Problem description: Swap "panel-row" for "status-row" in the lines that open with the one containing "panel-ng-status: NG: [274, 70, 358, 84]" and close with the one containing "panel-row: [274, 204, 358, 214]", and write out only those lines with nothing else changed.

Element location data
## START
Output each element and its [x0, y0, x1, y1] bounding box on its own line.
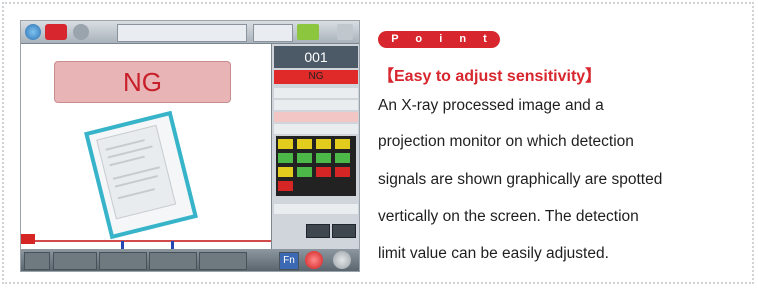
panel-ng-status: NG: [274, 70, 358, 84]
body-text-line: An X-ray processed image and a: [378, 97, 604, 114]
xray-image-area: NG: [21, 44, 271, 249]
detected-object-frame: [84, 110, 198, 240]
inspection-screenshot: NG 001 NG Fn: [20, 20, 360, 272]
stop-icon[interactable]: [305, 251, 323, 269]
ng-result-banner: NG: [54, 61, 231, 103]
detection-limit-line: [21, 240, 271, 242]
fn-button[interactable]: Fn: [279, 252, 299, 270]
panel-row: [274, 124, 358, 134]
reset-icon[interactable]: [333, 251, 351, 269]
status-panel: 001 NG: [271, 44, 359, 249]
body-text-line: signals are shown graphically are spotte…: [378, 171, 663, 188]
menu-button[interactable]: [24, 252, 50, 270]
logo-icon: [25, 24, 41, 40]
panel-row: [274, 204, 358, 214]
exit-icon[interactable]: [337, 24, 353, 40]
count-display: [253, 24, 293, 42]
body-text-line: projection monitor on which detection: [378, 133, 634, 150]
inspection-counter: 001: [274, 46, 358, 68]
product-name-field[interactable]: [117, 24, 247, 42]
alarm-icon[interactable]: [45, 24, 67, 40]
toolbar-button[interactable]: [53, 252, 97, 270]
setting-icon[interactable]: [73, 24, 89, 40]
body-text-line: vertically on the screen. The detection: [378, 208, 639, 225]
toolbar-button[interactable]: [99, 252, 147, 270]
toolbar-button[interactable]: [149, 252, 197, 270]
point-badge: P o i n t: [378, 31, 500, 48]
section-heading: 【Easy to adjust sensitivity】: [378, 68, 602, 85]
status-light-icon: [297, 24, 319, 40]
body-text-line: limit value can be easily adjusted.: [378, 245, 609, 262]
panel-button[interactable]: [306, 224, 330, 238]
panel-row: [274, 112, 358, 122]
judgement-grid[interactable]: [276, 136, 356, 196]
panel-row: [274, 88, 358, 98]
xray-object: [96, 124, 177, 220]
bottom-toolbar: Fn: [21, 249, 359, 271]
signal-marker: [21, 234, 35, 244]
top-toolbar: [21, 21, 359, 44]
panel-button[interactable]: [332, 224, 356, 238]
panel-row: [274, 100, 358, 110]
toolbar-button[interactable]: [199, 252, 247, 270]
## END
## START
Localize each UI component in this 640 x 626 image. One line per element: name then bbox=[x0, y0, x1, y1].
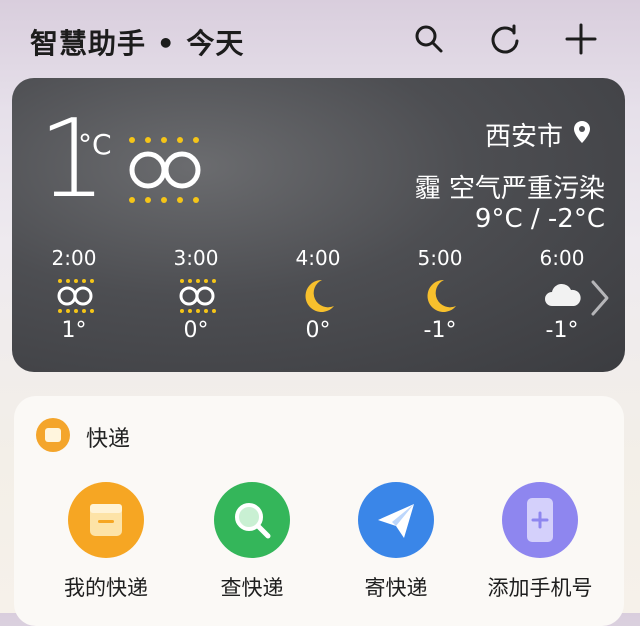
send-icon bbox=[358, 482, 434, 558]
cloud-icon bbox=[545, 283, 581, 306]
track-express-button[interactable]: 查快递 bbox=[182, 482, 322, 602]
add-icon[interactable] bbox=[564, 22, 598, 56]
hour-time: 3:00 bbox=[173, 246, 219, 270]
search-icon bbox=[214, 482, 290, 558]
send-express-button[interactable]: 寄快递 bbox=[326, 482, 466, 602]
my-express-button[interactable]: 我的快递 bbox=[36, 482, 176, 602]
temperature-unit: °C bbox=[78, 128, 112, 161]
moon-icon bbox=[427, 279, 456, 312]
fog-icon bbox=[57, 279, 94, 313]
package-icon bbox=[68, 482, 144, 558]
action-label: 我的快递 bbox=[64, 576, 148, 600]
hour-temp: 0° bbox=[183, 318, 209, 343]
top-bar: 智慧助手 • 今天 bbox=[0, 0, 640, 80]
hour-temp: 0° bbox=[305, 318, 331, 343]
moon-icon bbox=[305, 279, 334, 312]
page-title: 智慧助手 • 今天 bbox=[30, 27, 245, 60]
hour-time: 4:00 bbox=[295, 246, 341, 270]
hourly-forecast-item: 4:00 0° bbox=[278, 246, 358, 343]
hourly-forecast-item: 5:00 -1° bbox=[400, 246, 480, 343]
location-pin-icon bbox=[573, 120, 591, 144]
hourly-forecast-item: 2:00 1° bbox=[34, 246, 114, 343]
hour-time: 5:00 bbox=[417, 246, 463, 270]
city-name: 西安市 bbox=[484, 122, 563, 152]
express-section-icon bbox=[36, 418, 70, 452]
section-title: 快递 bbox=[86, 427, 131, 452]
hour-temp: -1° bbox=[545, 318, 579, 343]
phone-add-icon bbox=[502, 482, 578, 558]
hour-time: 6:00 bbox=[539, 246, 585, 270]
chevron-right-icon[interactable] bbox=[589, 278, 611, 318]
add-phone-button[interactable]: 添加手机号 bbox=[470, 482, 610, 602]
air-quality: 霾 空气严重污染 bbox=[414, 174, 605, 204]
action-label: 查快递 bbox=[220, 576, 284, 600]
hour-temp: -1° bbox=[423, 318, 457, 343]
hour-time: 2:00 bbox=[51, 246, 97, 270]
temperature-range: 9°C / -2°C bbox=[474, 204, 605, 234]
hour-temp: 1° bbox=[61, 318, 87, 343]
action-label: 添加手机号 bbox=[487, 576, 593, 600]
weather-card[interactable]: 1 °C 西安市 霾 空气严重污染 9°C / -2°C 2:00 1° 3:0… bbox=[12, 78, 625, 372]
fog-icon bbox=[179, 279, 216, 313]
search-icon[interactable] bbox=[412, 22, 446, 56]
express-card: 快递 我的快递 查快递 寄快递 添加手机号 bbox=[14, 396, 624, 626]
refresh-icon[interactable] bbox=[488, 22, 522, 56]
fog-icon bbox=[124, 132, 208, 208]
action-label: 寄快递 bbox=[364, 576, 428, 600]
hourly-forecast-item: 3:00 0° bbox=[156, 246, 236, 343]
## END
Result:
panel-ng-status: NG: [274, 70, 358, 84]
body-text-line: An X-ray processed image and a: [378, 97, 604, 114]
xray-image-area: NG: [21, 44, 271, 249]
detected-object-frame: [84, 110, 198, 240]
inspection-screenshot: NG 001 NG Fn: [20, 20, 360, 272]
stop-icon[interactable]: [305, 251, 323, 269]
ng-result-banner: NG: [54, 61, 231, 103]
detection-limit-line: [21, 240, 271, 242]
fn-button[interactable]: Fn: [279, 252, 299, 270]
status-row: [274, 124, 358, 134]
reset-icon[interactable]: [333, 251, 351, 269]
status-panel: 001 NG: [271, 44, 359, 249]
body-text-line: signals are shown graphically are spotte…: [378, 171, 663, 188]
menu-button[interactable]: [24, 252, 50, 270]
logo-icon: [25, 24, 41, 40]
status-row: [274, 204, 358, 214]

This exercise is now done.